## Input rows
###
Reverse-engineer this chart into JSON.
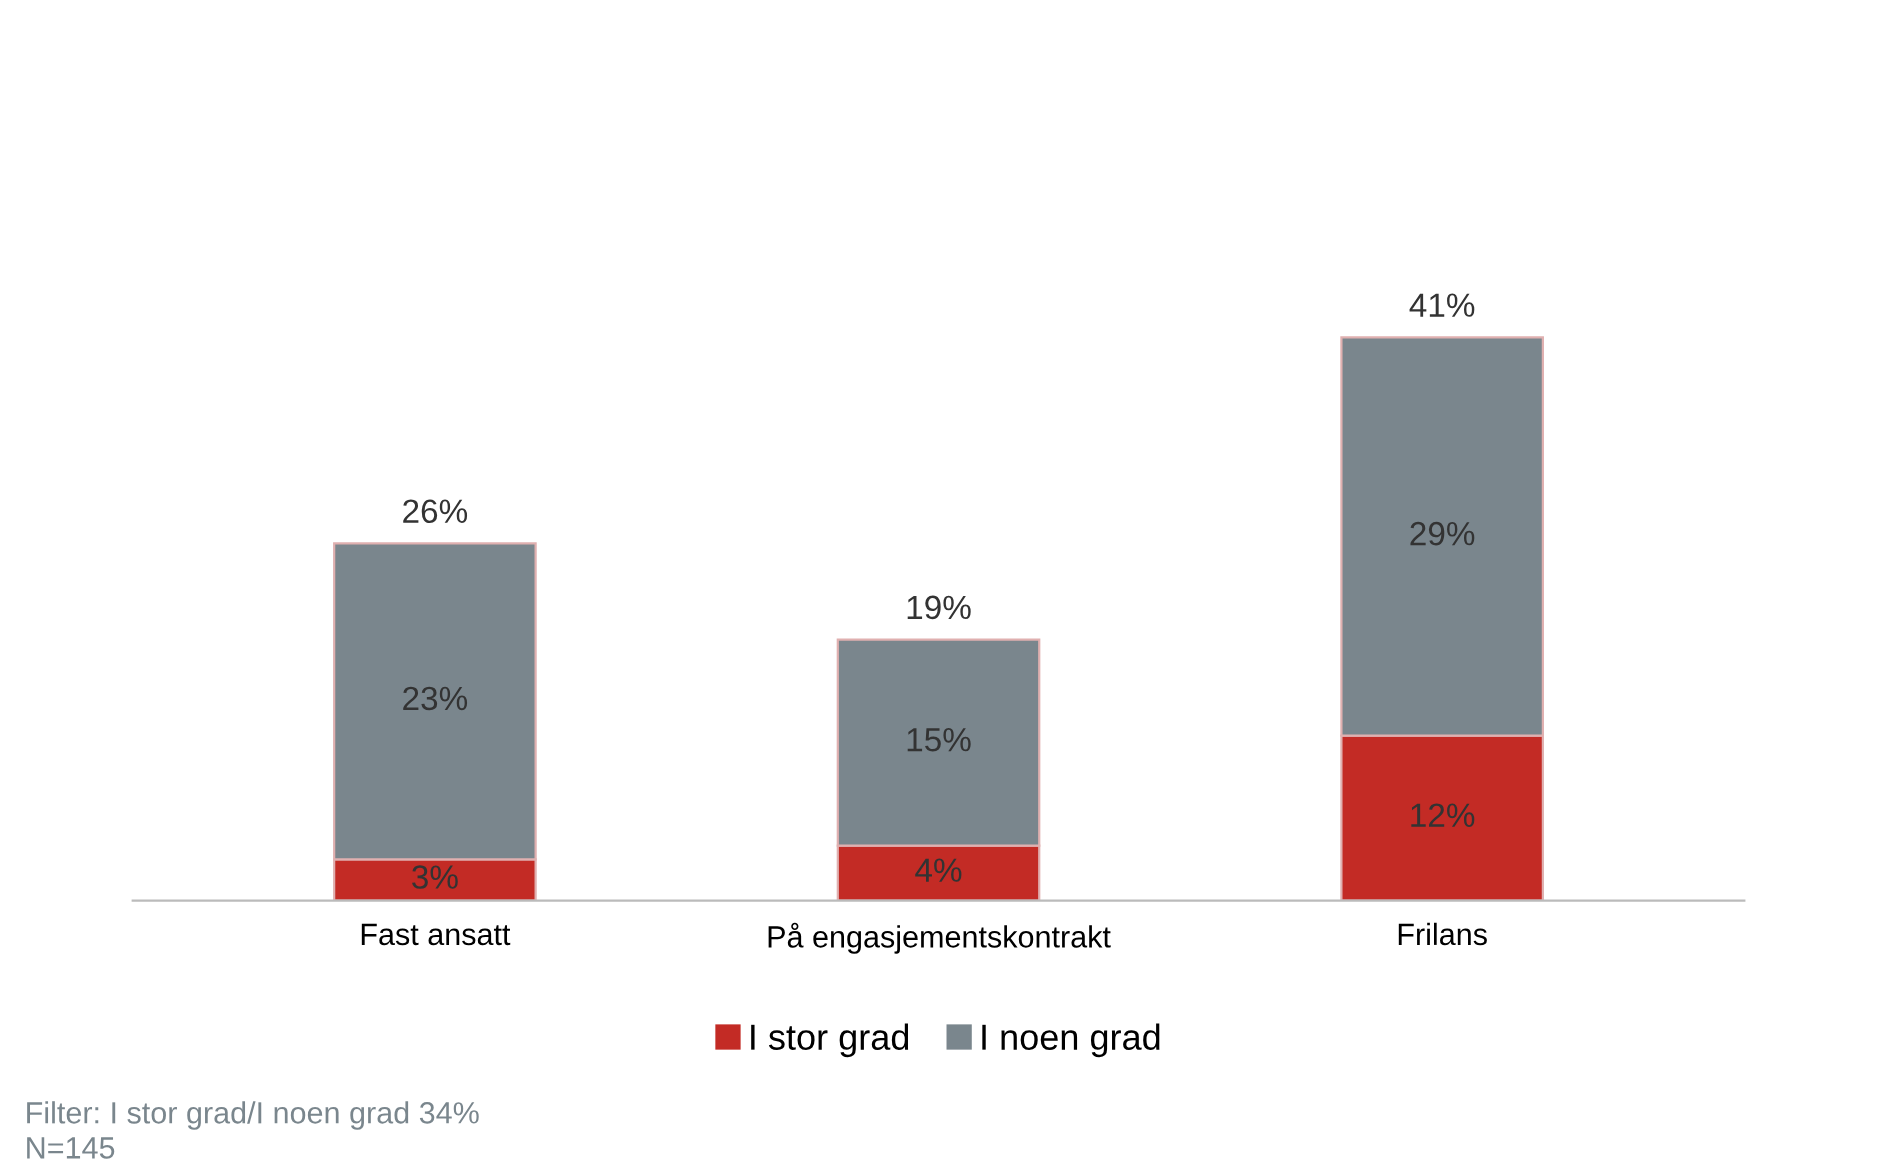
{
  "chart_data": {
    "type": "bar",
    "stacked": true,
    "categories": [
      "Fast ansatt",
      "På engasjementskontrakt",
      "Frilans"
    ],
    "series": [
      {
        "name": "I stor grad",
        "color": "#c32b25",
        "values": [
          3,
          4,
          12
        ],
        "value_labels": [
          "3%",
          "4%",
          "12%"
        ]
      },
      {
        "name": "I noen grad",
        "color": "#7a868d",
        "values": [
          23,
          15,
          29
        ],
        "value_labels": [
          "23%",
          "15%",
          "29%"
        ]
      }
    ],
    "totals": [
      "26%",
      "19%",
      "41%"
    ],
    "legend": "bottom",
    "grid": false,
    "tick_labels": "x",
    "annotations": [
      "Filter: I stor grad/I noen grad 34%",
      "N=145"
    ]
  }
}
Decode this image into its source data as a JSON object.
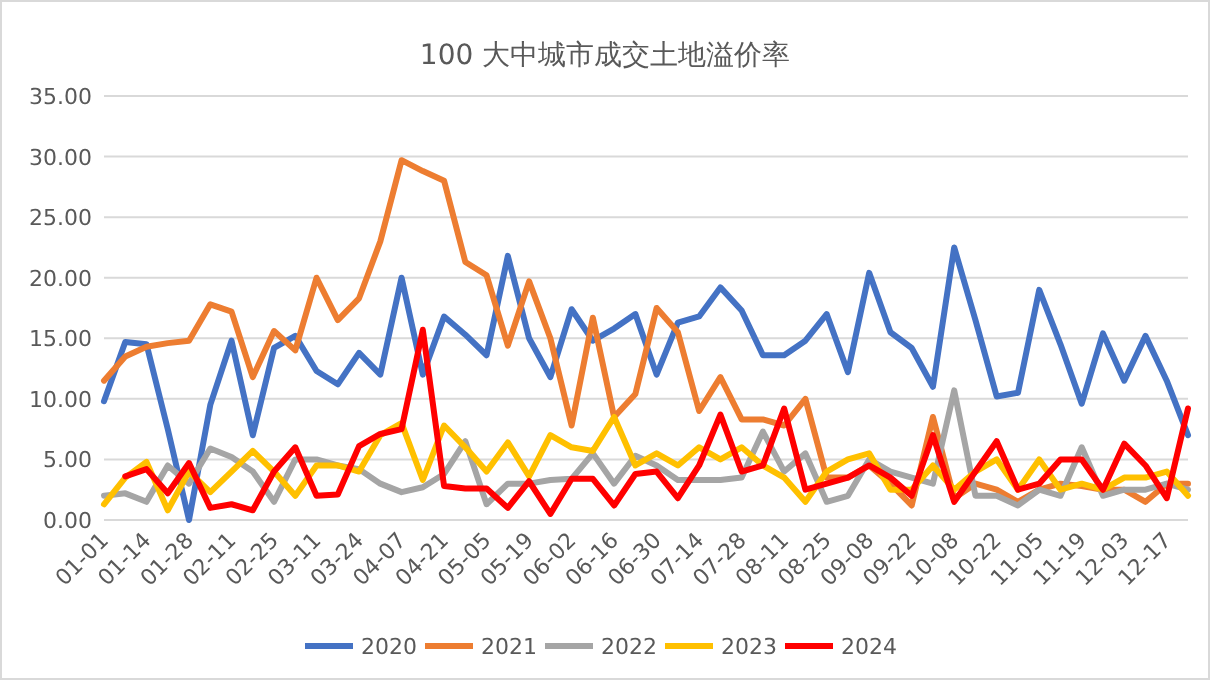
{
  "chart_data": {
    "type": "line",
    "title": "100 大中城市成交土地溢价率",
    "categories": [
      "01-01",
      null,
      "01-14",
      null,
      "01-28",
      null,
      "02-11",
      null,
      "02-25",
      null,
      "03-11",
      null,
      "03-24",
      null,
      "04-07",
      null,
      "04-21",
      null,
      "05-05",
      null,
      "05-19",
      null,
      "06-02",
      null,
      "06-16",
      null,
      "06-30",
      null,
      "07-14",
      null,
      "07-28",
      null,
      "08-11",
      null,
      "08-25",
      null,
      "09-08",
      null,
      "09-22",
      null,
      "10-08",
      null,
      "10-22",
      null,
      "11-05",
      null,
      "11-19",
      null,
      "12-03",
      null,
      "12-17",
      null
    ],
    "series": [
      {
        "name": "2020",
        "color": "#4472c4",
        "values": [
          9.8,
          14.7,
          14.5,
          7.5,
          0,
          9.5,
          14.8,
          7,
          14.2,
          15.2,
          12.3,
          11.2,
          13.8,
          12,
          20,
          12,
          16.8,
          15.3,
          13.6,
          21.8,
          15,
          11.8,
          17.4,
          14.8,
          15.8,
          17,
          12,
          16.3,
          16.8,
          19.2,
          17.3,
          13.6,
          13.6,
          14.8,
          17,
          12.2,
          20.4,
          15.5,
          14.2,
          11,
          22.5,
          16.5,
          10.2,
          10.5,
          19,
          14.5,
          9.6,
          15.4,
          11.5,
          15.2,
          11.5,
          7
        ]
      },
      {
        "name": "2021",
        "color": "#ed7d31",
        "values": [
          11.5,
          13.5,
          14.3,
          14.6,
          14.8,
          17.8,
          17.2,
          11.8,
          15.6,
          14,
          20,
          16.5,
          18.3,
          23,
          29.7,
          28.8,
          28,
          21.3,
          20.2,
          14.4,
          19.7,
          15,
          7.8,
          16.7,
          8.5,
          10.4,
          17.5,
          15.5,
          9,
          11.8,
          8.3,
          8.3,
          7.8,
          10,
          3.5,
          3.5,
          4.5,
          3,
          1.2,
          8.5,
          1.8,
          3,
          2.5,
          1.5,
          2.5,
          3,
          2.8,
          2.5,
          2.5,
          1.5,
          3,
          3
        ]
      },
      {
        "name": "2022",
        "color": "#a5a5a5",
        "values": [
          2,
          2.2,
          1.5,
          4.5,
          3,
          5.9,
          5.2,
          4,
          1.5,
          5,
          5,
          4.5,
          4.2,
          3,
          2.3,
          2.7,
          3.8,
          6.5,
          1.3,
          3,
          3,
          3.3,
          3.4,
          5.5,
          3,
          5.3,
          4.5,
          3.3,
          3.3,
          3.3,
          3.5,
          7.3,
          4,
          5.5,
          1.5,
          2,
          5,
          4,
          3.5,
          3,
          10.7,
          2,
          2,
          1.2,
          2.5,
          2,
          6,
          2,
          2.5,
          2.5,
          3,
          2.5
        ]
      },
      {
        "name": "2023",
        "color": "#ffc000",
        "values": [
          1.3,
          3.5,
          4.8,
          0.8,
          4,
          2.3,
          4,
          5.7,
          4,
          2,
          4.5,
          4.5,
          4,
          7,
          8,
          3.3,
          7.8,
          6,
          4,
          6.4,
          3.6,
          7,
          6,
          5.7,
          8.5,
          4.5,
          5.5,
          4.5,
          6,
          5,
          6,
          4.5,
          3.5,
          1.5,
          4,
          5,
          5.5,
          2.5,
          2.5,
          4.5,
          2.5,
          4,
          5,
          2.5,
          5,
          2.5,
          3,
          2.5,
          3.5,
          3.5,
          4,
          2
        ]
      },
      {
        "name": "2024",
        "color": "#ff0000",
        "values": [
          null,
          3.6,
          4.2,
          2.2,
          4.7,
          1,
          1.3,
          0.8,
          4,
          6,
          2,
          2.1,
          6.1,
          7.1,
          7.5,
          15.7,
          2.8,
          2.6,
          2.6,
          1,
          3.2,
          0.5,
          3.4,
          3.4,
          1.2,
          3.8,
          4,
          1.8,
          4.5,
          8.7,
          4,
          4.5,
          9.2,
          2.5,
          3,
          3.5,
          4.5,
          3.5,
          2,
          7,
          1.5,
          4,
          6.5,
          2.5,
          3,
          5,
          5,
          2.5,
          6.3,
          4.5,
          1.8,
          9.2
        ]
      }
    ],
    "ylim": [
      0,
      35
    ],
    "yticks": [
      {
        "value": 0,
        "label": "0.00"
      },
      {
        "value": 5,
        "label": "5.00"
      },
      {
        "value": 10,
        "label": "10.00"
      },
      {
        "value": 15,
        "label": "15.00"
      },
      {
        "value": 20,
        "label": "20.00"
      },
      {
        "value": 25,
        "label": "25.00"
      },
      {
        "value": 30,
        "label": "30.00"
      },
      {
        "value": 35,
        "label": "35.00"
      }
    ],
    "grid": "y",
    "legend": "bottom"
  }
}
###
## What you need to do
Copy out every line from the records that has the word "color".

## Output below
        "color": "#c32b25",
        "color": "#7a868d",
        "color": "#4472c4",
        "color": "#ed7d31",
        "color": "#a5a5a5",
        "color": "#ffc000",
        "color": "#ff0000",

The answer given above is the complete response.